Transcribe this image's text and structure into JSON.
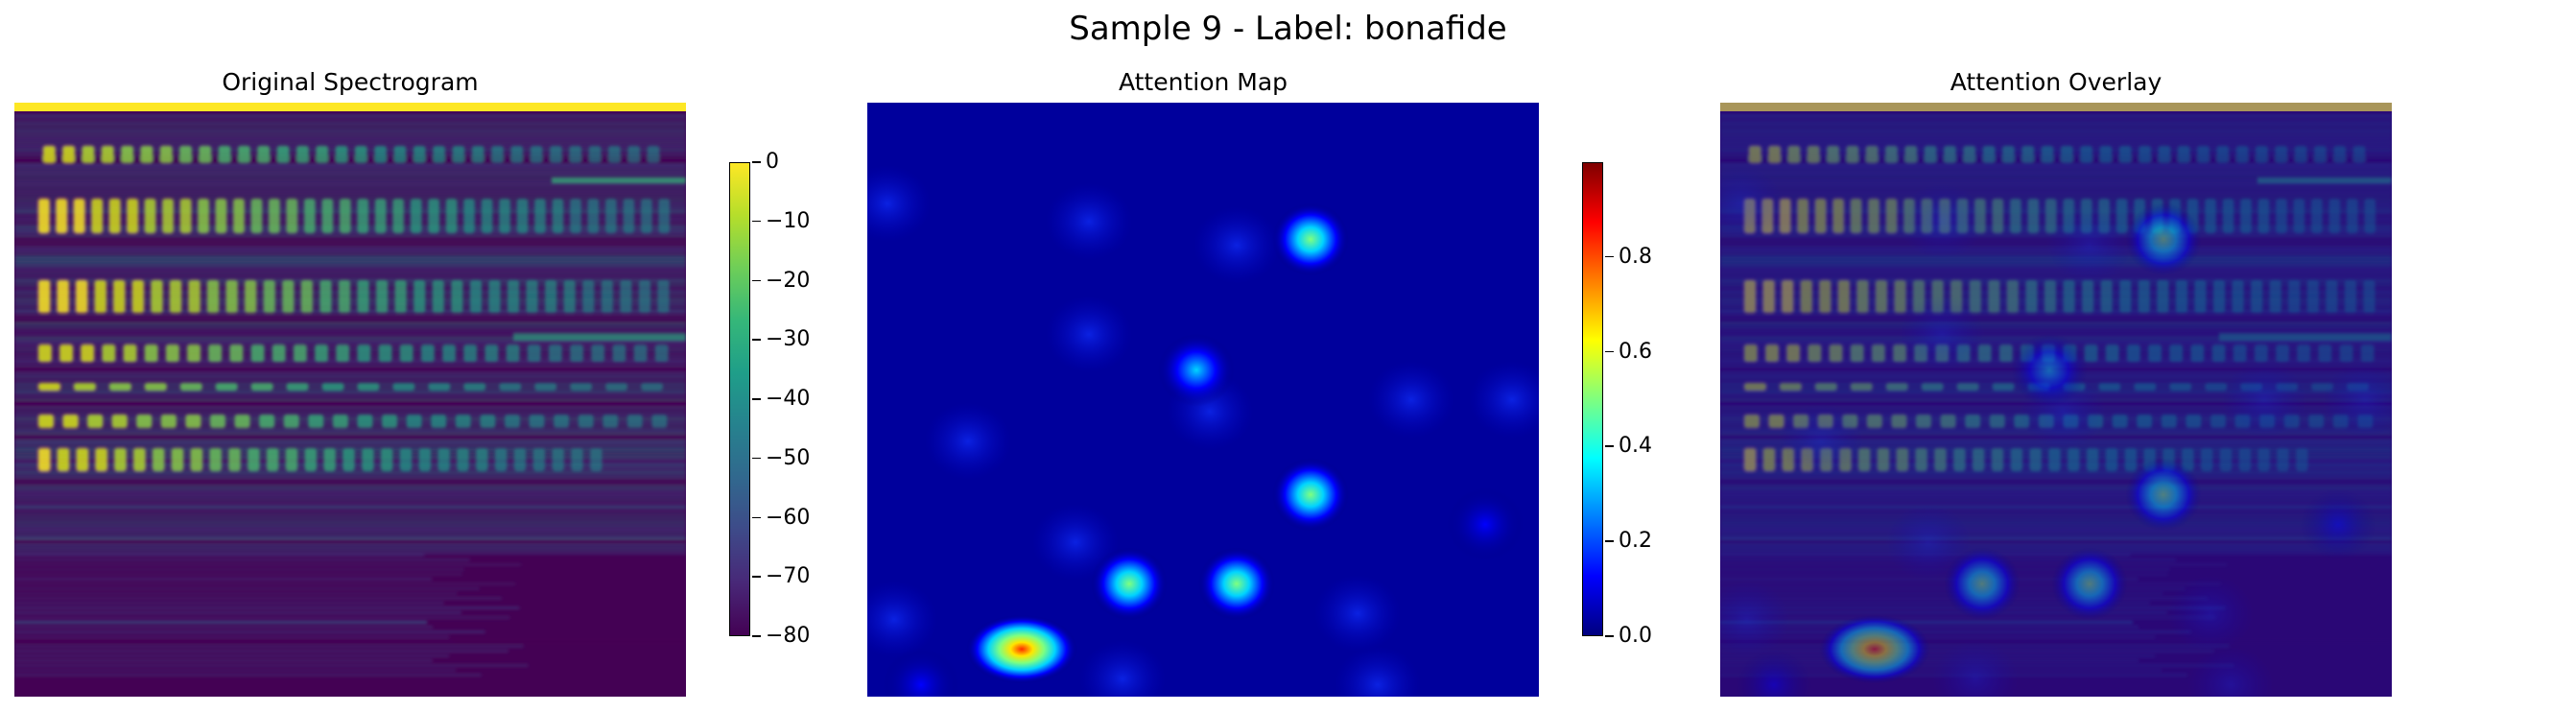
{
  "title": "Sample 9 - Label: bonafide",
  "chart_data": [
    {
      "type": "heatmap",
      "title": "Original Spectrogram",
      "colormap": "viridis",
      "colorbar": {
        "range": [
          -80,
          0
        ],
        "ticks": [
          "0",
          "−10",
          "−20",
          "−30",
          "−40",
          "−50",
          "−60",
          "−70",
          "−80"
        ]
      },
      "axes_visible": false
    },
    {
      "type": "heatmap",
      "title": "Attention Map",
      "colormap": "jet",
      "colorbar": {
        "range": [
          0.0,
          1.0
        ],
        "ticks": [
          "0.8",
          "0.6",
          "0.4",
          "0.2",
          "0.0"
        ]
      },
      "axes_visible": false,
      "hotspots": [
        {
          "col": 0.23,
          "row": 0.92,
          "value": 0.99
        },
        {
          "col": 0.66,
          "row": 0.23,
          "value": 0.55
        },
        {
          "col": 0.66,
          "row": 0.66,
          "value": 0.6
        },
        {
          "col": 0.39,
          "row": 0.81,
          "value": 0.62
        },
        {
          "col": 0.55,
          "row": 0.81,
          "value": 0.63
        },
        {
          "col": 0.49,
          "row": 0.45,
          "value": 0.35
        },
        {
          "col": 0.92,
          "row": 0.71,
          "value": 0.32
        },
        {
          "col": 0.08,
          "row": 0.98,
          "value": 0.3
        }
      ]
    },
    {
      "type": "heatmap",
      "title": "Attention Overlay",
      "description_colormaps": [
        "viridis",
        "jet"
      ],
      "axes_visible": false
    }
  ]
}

----

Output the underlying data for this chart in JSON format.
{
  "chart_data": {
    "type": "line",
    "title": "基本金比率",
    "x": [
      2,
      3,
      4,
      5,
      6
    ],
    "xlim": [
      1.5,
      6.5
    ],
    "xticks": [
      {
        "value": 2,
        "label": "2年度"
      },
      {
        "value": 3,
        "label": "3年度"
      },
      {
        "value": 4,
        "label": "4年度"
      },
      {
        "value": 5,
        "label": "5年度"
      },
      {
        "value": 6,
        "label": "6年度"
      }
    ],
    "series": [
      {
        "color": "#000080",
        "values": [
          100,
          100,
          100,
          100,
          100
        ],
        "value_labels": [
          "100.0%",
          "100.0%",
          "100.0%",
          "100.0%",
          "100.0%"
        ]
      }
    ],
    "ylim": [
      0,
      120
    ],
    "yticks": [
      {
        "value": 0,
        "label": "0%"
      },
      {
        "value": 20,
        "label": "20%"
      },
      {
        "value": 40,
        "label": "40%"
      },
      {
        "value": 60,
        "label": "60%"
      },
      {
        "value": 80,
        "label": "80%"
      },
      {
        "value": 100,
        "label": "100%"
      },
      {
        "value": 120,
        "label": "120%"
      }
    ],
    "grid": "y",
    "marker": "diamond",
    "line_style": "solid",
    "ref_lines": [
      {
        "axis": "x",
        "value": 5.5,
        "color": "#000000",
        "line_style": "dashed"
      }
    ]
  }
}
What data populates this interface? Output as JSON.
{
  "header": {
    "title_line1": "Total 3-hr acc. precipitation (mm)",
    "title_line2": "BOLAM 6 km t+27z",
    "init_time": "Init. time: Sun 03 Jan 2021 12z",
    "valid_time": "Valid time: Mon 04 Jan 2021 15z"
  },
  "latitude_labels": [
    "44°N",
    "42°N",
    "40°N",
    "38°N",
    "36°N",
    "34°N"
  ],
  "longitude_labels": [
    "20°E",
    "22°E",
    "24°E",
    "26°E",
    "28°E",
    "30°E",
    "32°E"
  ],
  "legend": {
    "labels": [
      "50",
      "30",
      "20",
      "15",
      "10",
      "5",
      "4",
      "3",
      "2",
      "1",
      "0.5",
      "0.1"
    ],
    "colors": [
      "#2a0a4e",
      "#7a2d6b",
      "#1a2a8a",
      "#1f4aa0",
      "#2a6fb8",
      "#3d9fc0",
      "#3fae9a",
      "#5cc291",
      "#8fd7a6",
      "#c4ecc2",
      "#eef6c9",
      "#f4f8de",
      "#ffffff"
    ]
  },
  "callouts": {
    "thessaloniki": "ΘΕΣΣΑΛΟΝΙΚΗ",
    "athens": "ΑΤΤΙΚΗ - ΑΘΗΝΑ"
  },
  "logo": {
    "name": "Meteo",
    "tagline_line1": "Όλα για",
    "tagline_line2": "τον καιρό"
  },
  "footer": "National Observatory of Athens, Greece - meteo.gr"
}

----

▶ [PROBLEM TO SOLVE]:
Collect every line above that contains the word "time".

▶ [TASK RESPONSE]:
    "init_time": "Init. time: Sun 03 Jan 2021 12z",
    "valid_time": "Valid time: Mon 04 Jan 2021 15z"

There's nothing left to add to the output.